◆ **Problem statement**
Set down each record below precisely, skipping the pictures.

◆ **Listed entries**

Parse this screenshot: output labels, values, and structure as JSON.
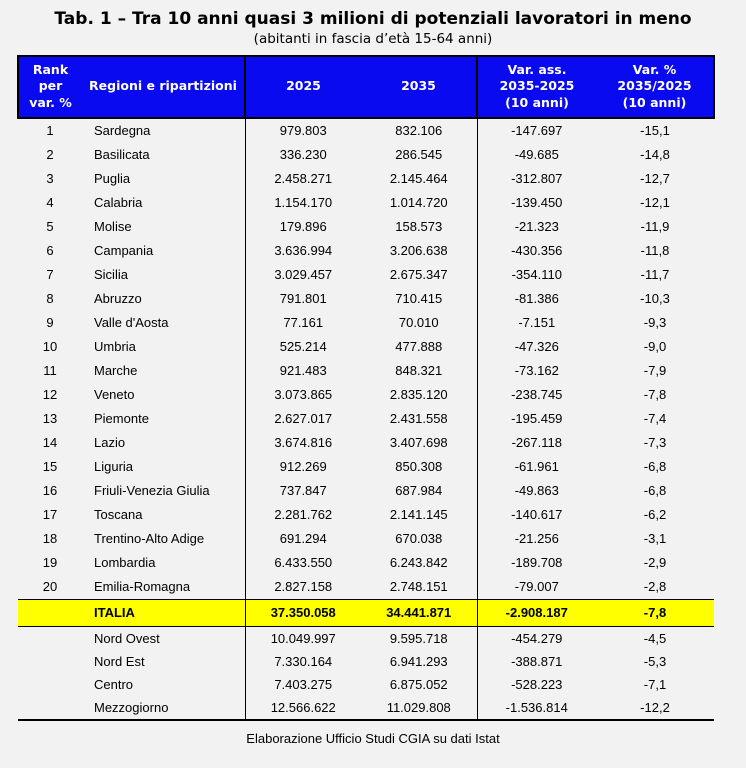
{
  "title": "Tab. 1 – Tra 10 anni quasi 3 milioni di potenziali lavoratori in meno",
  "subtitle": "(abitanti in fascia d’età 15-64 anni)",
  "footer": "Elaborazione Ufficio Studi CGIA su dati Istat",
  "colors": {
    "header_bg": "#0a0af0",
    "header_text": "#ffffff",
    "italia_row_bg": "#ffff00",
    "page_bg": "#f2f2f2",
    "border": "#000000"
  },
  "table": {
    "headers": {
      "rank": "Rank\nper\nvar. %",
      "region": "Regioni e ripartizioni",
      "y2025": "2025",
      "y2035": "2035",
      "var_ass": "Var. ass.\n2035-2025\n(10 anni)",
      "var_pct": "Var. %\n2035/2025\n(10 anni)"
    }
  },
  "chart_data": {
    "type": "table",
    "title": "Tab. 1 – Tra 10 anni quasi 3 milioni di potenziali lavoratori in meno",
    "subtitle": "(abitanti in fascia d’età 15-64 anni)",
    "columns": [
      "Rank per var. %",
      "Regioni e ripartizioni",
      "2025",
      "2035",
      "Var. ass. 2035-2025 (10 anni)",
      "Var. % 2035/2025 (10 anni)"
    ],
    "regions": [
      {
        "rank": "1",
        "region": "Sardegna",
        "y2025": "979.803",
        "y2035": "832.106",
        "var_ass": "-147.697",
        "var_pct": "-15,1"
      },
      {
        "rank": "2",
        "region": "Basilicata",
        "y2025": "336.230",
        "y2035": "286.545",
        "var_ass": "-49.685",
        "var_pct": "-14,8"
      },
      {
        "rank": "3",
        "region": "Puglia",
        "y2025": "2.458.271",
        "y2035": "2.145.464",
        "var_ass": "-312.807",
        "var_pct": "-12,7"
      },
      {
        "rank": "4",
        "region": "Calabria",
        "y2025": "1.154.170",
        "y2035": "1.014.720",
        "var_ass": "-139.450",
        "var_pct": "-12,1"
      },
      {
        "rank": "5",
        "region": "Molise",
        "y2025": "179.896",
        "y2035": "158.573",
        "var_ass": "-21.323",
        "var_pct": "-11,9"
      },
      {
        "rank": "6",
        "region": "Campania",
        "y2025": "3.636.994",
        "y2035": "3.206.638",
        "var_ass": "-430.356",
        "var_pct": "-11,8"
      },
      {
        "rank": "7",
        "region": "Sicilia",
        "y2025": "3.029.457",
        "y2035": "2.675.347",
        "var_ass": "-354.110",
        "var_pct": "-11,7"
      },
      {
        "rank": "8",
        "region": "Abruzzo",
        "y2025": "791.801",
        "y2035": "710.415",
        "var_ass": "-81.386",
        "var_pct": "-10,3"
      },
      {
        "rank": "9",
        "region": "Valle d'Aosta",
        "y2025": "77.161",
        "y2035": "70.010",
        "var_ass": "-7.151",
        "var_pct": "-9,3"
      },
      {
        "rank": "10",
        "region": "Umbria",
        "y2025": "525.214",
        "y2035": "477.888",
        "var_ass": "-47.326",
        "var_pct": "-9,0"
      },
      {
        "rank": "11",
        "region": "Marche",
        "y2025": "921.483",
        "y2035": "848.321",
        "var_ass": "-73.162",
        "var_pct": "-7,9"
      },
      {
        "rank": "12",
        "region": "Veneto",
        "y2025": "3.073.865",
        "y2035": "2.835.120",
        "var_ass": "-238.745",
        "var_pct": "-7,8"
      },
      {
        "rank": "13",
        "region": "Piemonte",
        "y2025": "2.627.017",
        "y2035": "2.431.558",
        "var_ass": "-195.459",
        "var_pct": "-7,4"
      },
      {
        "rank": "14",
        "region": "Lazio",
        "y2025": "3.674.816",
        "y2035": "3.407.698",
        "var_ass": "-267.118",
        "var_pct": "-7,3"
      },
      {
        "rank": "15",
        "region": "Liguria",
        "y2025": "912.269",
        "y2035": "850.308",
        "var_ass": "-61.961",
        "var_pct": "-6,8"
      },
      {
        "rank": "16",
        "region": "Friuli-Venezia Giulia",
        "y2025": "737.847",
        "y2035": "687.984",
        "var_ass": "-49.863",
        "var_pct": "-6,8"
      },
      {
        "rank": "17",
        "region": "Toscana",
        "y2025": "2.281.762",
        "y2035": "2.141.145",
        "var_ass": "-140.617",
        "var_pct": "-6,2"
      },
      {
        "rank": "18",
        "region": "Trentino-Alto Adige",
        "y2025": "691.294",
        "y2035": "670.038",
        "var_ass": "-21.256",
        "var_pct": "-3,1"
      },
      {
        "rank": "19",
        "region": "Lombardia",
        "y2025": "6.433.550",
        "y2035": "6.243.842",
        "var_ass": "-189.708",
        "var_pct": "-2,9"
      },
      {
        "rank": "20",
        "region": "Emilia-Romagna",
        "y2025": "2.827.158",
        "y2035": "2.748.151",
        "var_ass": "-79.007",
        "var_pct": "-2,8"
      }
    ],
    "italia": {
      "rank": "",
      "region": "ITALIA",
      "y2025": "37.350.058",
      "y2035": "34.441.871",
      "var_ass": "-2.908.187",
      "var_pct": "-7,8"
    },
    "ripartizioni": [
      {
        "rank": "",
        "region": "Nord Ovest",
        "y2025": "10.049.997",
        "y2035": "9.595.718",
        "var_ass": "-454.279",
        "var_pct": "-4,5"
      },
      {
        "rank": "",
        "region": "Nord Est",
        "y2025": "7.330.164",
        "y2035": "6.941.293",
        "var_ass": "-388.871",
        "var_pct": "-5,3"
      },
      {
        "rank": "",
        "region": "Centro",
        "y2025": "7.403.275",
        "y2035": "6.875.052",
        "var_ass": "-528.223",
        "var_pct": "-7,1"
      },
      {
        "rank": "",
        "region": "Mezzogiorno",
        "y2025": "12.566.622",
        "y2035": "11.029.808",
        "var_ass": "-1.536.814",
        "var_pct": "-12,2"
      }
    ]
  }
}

◆ **Response to the exercise**
Parse this screenshot: output labels, values, and structure as JSON.
{
  "title": "Tab. 1 – Tra 10 anni quasi 3 milioni di potenziali lavoratori in meno",
  "subtitle": "(abitanti in fascia d’età 15-64 anni)",
  "footer": "Elaborazione Ufficio Studi CGIA su dati Istat",
  "colors": {
    "header_bg": "#0a0af0",
    "header_text": "#ffffff",
    "italia_row_bg": "#ffff00",
    "page_bg": "#f2f2f2",
    "border": "#000000"
  },
  "table": {
    "headers": {
      "rank": "Rank\nper\nvar. %",
      "region": "Regioni e ripartizioni",
      "y2025": "2025",
      "y2035": "2035",
      "var_ass": "Var. ass.\n2035-2025\n(10 anni)",
      "var_pct": "Var. %\n2035/2025\n(10 anni)"
    }
  },
  "chart_data": {
    "type": "table",
    "title": "Tab. 1 – Tra 10 anni quasi 3 milioni di potenziali lavoratori in meno",
    "subtitle": "(abitanti in fascia d’età 15-64 anni)",
    "columns": [
      "Rank per var. %",
      "Regioni e ripartizioni",
      "2025",
      "2035",
      "Var. ass. 2035-2025 (10 anni)",
      "Var. % 2035/2025 (10 anni)"
    ],
    "regions": [
      {
        "rank": "1",
        "region": "Sardegna",
        "y2025": "979.803",
        "y2035": "832.106",
        "var_ass": "-147.697",
        "var_pct": "-15,1"
      },
      {
        "rank": "2",
        "region": "Basilicata",
        "y2025": "336.230",
        "y2035": "286.545",
        "var_ass": "-49.685",
        "var_pct": "-14,8"
      },
      {
        "rank": "3",
        "region": "Puglia",
        "y2025": "2.458.271",
        "y2035": "2.145.464",
        "var_ass": "-312.807",
        "var_pct": "-12,7"
      },
      {
        "rank": "4",
        "region": "Calabria",
        "y2025": "1.154.170",
        "y2035": "1.014.720",
        "var_ass": "-139.450",
        "var_pct": "-12,1"
      },
      {
        "rank": "5",
        "region": "Molise",
        "y2025": "179.896",
        "y2035": "158.573",
        "var_ass": "-21.323",
        "var_pct": "-11,9"
      },
      {
        "rank": "6",
        "region": "Campania",
        "y2025": "3.636.994",
        "y2035": "3.206.638",
        "var_ass": "-430.356",
        "var_pct": "-11,8"
      },
      {
        "rank": "7",
        "region": "Sicilia",
        "y2025": "3.029.457",
        "y2035": "2.675.347",
        "var_ass": "-354.110",
        "var_pct": "-11,7"
      },
      {
        "rank": "8",
        "region": "Abruzzo",
        "y2025": "791.801",
        "y2035": "710.415",
        "var_ass": "-81.386",
        "var_pct": "-10,3"
      },
      {
        "rank": "9",
        "region": "Valle d'Aosta",
        "y2025": "77.161",
        "y2035": "70.010",
        "var_ass": "-7.151",
        "var_pct": "-9,3"
      },
      {
        "rank": "10",
        "region": "Umbria",
        "y2025": "525.214",
        "y2035": "477.888",
        "var_ass": "-47.326",
        "var_pct": "-9,0"
      },
      {
        "rank": "11",
        "region": "Marche",
        "y2025": "921.483",
        "y2035": "848.321",
        "var_ass": "-73.162",
        "var_pct": "-7,9"
      },
      {
        "rank": "12",
        "region": "Veneto",
        "y2025": "3.073.865",
        "y2035": "2.835.120",
        "var_ass": "-238.745",
        "var_pct": "-7,8"
      },
      {
        "rank": "13",
        "region": "Piemonte",
        "y2025": "2.627.017",
        "y2035": "2.431.558",
        "var_ass": "-195.459",
        "var_pct": "-7,4"
      },
      {
        "rank": "14",
        "region": "Lazio",
        "y2025": "3.674.816",
        "y2035": "3.407.698",
        "var_ass": "-267.118",
        "var_pct": "-7,3"
      },
      {
        "rank": "15",
        "region": "Liguria",
        "y2025": "912.269",
        "y2035": "850.308",
        "var_ass": "-61.961",
        "var_pct": "-6,8"
      },
      {
        "rank": "16",
        "region": "Friuli-Venezia Giulia",
        "y2025": "737.847",
        "y2035": "687.984",
        "var_ass": "-49.863",
        "var_pct": "-6,8"
      },
      {
        "rank": "17",
        "region": "Toscana",
        "y2025": "2.281.762",
        "y2035": "2.141.145",
        "var_ass": "-140.617",
        "var_pct": "-6,2"
      },
      {
        "rank": "18",
        "region": "Trentino-Alto Adige",
        "y2025": "691.294",
        "y2035": "670.038",
        "var_ass": "-21.256",
        "var_pct": "-3,1"
      },
      {
        "rank": "19",
        "region": "Lombardia",
        "y2025": "6.433.550",
        "y2035": "6.243.842",
        "var_ass": "-189.708",
        "var_pct": "-2,9"
      },
      {
        "rank": "20",
        "region": "Emilia-Romagna",
        "y2025": "2.827.158",
        "y2035": "2.748.151",
        "var_ass": "-79.007",
        "var_pct": "-2,8"
      }
    ],
    "italia": {
      "rank": "",
      "region": "ITALIA",
      "y2025": "37.350.058",
      "y2035": "34.441.871",
      "var_ass": "-2.908.187",
      "var_pct": "-7,8"
    },
    "ripartizioni": [
      {
        "rank": "",
        "region": "Nord Ovest",
        "y2025": "10.049.997",
        "y2035": "9.595.718",
        "var_ass": "-454.279",
        "var_pct": "-4,5"
      },
      {
        "rank": "",
        "region": "Nord Est",
        "y2025": "7.330.164",
        "y2035": "6.941.293",
        "var_ass": "-388.871",
        "var_pct": "-5,3"
      },
      {
        "rank": "",
        "region": "Centro",
        "y2025": "7.403.275",
        "y2035": "6.875.052",
        "var_ass": "-528.223",
        "var_pct": "-7,1"
      },
      {
        "rank": "",
        "region": "Mezzogiorno",
        "y2025": "12.566.622",
        "y2035": "11.029.808",
        "var_ass": "-1.536.814",
        "var_pct": "-12,2"
      }
    ]
  }
}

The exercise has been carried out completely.